>> start PROVIDED INFORMATION

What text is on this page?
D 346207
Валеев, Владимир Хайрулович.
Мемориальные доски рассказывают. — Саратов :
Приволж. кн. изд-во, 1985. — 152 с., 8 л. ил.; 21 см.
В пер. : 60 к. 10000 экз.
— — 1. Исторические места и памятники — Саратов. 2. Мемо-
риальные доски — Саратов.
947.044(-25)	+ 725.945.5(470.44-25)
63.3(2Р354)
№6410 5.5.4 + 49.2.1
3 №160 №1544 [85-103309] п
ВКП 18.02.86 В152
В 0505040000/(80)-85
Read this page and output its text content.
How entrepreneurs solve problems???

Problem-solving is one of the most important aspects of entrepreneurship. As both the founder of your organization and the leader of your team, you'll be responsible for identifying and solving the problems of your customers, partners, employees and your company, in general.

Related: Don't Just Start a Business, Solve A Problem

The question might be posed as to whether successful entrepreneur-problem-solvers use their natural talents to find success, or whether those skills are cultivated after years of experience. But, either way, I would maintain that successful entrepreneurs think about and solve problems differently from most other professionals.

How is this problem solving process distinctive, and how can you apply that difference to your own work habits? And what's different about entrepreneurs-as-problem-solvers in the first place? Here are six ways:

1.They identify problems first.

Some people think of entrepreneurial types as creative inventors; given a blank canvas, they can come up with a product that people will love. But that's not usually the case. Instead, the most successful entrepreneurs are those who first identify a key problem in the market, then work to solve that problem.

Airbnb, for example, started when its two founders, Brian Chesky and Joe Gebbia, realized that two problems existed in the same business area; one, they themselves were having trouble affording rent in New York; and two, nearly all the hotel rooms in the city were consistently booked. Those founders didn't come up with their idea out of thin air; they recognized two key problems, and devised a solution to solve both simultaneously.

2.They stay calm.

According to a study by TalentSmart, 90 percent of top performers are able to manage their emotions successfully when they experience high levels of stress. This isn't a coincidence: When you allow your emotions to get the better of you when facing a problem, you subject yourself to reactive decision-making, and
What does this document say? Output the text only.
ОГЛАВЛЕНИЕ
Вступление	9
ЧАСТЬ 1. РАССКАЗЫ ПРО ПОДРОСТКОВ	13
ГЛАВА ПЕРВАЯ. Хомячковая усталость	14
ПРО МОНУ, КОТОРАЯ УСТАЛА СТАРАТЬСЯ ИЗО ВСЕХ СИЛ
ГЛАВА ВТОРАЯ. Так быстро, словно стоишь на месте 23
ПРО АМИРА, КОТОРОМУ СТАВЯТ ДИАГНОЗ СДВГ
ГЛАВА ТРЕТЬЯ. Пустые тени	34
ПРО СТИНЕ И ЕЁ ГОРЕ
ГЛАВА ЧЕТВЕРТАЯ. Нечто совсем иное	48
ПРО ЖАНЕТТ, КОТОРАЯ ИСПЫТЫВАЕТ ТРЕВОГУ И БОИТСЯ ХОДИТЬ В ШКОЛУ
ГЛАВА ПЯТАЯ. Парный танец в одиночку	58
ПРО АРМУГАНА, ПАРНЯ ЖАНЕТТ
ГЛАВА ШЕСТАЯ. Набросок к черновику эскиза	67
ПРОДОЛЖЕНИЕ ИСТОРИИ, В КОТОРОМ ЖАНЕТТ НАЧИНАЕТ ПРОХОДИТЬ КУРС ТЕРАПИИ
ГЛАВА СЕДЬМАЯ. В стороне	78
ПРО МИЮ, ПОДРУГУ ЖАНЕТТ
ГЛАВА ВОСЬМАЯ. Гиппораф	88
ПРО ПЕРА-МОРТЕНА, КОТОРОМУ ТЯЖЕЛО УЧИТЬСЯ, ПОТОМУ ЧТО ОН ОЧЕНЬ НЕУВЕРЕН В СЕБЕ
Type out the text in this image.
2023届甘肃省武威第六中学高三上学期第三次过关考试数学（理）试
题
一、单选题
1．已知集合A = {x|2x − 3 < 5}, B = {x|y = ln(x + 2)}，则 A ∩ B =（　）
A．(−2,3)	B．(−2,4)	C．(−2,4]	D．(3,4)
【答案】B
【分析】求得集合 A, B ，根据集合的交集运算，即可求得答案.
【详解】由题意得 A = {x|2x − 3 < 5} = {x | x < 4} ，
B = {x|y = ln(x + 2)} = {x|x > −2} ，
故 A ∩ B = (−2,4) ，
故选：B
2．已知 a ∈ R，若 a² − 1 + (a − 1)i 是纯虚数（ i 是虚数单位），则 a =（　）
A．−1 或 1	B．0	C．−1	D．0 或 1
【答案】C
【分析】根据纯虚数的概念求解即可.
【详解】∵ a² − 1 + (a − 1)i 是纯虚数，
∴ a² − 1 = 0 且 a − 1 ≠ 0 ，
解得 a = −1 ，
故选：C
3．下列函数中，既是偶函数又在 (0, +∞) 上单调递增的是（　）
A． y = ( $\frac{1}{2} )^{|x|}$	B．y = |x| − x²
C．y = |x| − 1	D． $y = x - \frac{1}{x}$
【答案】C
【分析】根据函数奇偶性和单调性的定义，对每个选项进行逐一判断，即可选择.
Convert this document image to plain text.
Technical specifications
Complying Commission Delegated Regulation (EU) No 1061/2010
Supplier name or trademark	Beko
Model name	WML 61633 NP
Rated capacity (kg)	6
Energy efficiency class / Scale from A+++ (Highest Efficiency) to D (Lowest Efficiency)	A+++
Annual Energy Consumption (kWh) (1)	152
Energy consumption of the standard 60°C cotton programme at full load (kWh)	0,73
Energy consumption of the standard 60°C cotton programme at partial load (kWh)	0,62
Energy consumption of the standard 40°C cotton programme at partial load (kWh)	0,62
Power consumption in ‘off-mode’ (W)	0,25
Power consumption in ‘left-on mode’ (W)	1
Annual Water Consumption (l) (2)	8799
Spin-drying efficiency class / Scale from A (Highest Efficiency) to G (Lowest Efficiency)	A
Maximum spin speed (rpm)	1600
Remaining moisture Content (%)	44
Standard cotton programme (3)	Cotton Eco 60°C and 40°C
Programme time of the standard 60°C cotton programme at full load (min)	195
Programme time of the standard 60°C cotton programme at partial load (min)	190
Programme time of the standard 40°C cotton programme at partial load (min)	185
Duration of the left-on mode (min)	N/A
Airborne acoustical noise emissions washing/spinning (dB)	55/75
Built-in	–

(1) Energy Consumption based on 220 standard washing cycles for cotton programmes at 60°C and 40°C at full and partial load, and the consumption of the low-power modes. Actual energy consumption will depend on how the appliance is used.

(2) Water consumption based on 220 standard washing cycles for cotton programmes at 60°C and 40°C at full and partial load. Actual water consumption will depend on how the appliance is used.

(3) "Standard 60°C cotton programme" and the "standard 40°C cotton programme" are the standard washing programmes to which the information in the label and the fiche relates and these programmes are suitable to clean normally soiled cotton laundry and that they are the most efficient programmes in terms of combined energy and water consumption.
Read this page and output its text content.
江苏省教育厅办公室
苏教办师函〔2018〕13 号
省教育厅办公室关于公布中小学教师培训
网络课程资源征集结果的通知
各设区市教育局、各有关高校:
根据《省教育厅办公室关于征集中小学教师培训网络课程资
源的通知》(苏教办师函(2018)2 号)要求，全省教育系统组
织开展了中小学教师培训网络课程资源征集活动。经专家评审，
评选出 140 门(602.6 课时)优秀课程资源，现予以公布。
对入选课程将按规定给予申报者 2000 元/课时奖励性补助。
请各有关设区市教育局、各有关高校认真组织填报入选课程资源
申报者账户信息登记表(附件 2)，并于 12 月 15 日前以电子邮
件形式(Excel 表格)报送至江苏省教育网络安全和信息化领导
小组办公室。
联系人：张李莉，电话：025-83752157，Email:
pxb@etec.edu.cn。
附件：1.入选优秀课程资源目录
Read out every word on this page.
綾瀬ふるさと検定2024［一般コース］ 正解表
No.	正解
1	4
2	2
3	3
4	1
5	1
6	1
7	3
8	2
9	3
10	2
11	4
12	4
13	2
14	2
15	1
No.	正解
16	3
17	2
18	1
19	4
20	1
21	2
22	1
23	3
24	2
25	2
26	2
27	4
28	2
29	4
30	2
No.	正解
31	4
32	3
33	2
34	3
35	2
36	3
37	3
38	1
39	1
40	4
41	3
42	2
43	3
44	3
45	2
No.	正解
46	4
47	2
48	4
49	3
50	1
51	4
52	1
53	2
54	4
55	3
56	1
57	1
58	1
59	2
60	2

>> end PROVIDED INFORMATION

**TO BE DONE**
Find every line that has "based" in it, then return those lines.

**THE OUTPUT**
(1) Energy Consumption based on 220 standard washing cycles for cotton programmes at 60°C and 40°C at full and partial load, and the consumption of the low-power modes. Actual energy consumption will depend on how the appliance is used.
(2) Water consumption based on 220 standard washing cycles for cotton programmes at 60°C and 40°C at full and partial load. Actual water consumption will depend on how the appliance is used.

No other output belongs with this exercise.